##### AVAILABLE DATA
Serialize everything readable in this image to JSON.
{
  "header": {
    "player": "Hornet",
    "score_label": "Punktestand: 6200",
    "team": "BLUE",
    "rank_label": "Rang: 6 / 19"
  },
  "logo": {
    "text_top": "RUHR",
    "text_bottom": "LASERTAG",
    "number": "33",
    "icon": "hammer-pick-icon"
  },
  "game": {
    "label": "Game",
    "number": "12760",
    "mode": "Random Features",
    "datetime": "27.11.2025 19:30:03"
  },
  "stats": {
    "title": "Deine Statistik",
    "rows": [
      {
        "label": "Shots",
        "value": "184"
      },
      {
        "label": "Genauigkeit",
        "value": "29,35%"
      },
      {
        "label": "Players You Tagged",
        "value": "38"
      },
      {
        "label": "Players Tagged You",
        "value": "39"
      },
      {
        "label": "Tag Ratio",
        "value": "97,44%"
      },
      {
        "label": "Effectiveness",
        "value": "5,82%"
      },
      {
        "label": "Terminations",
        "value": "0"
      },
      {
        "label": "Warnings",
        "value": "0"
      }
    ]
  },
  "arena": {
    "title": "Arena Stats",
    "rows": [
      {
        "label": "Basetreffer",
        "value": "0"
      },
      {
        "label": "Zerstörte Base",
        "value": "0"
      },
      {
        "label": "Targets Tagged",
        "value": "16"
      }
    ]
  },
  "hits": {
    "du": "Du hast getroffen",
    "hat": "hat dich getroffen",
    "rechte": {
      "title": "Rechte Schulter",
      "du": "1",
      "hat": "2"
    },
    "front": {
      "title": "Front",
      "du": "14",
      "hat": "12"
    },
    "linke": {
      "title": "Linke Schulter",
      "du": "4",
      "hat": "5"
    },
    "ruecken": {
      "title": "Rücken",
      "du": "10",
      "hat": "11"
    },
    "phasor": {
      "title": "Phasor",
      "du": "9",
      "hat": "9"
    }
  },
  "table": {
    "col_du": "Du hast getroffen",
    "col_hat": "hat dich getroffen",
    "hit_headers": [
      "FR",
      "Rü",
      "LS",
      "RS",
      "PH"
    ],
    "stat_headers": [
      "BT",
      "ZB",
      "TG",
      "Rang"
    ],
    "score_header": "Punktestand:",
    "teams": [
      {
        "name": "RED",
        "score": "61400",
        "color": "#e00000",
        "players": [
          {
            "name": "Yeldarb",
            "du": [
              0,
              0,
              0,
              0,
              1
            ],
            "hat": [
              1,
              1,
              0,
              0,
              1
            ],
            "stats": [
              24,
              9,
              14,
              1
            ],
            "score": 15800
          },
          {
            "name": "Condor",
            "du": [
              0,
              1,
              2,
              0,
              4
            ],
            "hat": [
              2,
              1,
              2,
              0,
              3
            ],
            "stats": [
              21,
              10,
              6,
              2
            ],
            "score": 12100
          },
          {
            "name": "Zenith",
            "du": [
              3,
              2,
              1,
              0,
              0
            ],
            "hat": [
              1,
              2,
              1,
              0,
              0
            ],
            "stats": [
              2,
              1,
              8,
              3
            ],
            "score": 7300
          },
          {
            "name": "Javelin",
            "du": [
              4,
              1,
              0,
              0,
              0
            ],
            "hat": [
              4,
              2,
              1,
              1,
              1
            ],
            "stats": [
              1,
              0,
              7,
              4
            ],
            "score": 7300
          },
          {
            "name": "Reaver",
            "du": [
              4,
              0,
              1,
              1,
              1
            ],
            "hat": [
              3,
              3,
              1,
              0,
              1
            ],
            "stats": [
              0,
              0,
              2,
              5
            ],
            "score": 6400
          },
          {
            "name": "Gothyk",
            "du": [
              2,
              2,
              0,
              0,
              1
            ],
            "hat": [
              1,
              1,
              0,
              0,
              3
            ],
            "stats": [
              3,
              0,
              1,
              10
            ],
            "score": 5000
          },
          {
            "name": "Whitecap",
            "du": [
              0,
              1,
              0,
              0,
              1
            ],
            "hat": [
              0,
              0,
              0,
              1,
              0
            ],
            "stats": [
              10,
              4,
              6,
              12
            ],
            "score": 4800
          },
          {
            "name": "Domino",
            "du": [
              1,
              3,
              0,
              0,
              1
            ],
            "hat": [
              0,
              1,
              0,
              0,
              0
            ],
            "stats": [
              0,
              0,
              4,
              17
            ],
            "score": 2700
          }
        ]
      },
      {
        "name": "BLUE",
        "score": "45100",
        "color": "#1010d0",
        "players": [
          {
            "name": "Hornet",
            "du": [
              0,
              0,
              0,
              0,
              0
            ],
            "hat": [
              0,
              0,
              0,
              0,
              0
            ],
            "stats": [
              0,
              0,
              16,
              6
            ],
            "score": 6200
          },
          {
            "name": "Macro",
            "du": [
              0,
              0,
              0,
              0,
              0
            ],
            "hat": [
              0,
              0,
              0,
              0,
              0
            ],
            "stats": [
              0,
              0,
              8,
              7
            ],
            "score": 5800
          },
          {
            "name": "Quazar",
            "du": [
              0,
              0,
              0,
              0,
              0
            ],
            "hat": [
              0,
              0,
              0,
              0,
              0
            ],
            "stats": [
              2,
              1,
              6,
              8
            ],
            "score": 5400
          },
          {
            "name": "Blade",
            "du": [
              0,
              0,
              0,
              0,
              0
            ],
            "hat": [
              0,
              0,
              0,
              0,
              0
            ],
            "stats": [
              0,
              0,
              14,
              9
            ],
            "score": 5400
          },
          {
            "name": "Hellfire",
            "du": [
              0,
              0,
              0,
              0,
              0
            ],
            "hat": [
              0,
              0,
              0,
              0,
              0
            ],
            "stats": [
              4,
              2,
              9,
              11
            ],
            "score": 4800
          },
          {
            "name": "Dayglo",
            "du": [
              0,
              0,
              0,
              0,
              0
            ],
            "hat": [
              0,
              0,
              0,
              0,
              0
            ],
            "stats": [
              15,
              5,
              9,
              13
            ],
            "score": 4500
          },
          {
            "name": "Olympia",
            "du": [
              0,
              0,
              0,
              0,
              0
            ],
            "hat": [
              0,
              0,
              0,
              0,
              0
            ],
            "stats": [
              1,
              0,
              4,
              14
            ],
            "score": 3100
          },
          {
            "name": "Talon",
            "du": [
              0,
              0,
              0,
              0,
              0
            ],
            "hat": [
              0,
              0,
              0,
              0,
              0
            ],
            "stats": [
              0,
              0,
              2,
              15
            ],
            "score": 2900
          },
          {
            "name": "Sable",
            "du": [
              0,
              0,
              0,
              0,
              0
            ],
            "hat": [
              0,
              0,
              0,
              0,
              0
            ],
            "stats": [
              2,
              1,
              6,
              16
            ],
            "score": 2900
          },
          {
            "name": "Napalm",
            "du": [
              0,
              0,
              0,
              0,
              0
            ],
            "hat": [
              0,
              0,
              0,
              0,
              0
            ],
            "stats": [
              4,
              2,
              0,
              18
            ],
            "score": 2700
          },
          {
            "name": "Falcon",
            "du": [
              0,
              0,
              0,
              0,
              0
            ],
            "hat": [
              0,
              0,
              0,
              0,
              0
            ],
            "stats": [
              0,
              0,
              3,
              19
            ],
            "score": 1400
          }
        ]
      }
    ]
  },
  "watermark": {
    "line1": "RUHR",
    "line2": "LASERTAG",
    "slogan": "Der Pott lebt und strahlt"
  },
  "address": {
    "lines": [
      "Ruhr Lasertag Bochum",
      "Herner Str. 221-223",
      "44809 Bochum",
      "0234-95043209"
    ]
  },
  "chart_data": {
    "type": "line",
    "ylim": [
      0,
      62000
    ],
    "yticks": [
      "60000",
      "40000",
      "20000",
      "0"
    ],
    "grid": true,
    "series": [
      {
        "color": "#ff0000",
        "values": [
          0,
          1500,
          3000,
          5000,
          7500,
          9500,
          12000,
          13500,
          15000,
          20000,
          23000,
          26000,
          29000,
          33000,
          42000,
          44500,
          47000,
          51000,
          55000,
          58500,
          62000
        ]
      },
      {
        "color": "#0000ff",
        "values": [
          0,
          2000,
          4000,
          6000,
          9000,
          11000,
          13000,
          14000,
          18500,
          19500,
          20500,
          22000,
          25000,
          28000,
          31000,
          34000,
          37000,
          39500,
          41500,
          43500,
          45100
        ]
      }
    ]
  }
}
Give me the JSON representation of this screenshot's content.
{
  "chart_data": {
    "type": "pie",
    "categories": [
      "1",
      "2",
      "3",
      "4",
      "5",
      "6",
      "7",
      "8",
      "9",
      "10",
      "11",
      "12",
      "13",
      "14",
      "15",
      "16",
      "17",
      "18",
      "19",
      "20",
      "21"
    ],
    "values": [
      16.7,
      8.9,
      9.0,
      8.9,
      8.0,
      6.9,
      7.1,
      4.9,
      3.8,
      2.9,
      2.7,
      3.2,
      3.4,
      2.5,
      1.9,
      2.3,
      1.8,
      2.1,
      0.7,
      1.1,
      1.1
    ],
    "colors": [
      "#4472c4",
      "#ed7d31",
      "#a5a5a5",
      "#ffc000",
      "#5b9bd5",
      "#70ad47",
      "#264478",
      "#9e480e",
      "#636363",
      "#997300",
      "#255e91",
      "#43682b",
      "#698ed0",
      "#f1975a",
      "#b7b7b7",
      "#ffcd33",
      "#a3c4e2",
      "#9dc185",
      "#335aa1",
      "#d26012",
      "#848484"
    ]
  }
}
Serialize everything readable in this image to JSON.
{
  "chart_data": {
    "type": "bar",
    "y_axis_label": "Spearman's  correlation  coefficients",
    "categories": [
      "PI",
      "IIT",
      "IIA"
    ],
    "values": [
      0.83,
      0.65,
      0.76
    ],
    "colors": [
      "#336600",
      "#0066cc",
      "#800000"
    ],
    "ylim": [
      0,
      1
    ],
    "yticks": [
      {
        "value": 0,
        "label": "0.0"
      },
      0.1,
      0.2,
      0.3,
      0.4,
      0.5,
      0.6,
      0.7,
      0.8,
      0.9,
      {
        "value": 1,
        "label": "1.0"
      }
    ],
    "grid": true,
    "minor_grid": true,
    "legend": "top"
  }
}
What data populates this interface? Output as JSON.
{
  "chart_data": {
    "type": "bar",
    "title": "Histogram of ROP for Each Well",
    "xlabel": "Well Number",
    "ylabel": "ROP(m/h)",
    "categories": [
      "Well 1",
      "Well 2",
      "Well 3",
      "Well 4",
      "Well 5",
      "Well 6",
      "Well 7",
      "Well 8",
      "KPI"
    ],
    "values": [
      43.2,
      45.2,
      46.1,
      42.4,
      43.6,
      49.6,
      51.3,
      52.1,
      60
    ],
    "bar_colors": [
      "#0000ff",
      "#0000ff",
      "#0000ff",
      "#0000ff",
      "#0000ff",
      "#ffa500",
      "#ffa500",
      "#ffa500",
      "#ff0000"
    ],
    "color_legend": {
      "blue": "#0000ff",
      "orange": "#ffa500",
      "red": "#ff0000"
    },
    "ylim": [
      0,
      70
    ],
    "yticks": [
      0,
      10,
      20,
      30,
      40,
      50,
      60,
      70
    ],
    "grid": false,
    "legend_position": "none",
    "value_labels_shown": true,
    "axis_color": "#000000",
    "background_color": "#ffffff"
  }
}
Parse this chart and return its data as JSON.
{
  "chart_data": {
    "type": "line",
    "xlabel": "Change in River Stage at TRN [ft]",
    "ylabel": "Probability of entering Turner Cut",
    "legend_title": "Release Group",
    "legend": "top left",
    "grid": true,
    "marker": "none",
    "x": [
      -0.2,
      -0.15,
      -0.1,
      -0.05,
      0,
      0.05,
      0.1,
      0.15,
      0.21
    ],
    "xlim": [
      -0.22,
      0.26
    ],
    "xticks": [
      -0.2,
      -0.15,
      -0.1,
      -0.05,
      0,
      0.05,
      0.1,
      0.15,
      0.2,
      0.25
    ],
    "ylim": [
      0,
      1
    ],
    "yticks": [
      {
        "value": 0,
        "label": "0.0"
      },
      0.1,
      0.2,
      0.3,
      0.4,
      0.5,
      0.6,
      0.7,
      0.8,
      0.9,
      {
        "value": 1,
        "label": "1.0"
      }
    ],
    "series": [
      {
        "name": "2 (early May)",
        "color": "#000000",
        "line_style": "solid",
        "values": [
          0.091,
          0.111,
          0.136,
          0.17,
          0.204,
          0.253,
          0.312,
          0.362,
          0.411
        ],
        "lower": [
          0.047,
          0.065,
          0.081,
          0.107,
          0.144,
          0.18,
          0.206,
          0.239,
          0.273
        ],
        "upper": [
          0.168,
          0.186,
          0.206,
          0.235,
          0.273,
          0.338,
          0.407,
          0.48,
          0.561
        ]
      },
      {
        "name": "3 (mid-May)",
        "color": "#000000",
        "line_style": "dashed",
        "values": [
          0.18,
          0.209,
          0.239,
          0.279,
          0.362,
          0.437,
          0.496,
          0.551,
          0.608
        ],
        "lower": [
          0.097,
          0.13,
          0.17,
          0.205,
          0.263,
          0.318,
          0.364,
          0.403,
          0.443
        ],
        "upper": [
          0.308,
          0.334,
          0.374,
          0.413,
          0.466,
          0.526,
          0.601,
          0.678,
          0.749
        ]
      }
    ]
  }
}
##########
GOAL OF THE EXERCISE: Every line holding "Schulter" should be copied out.

EXPECTED ANSWER:
      "title": "Rechte Schulter",
      "title": "Linke Schulter",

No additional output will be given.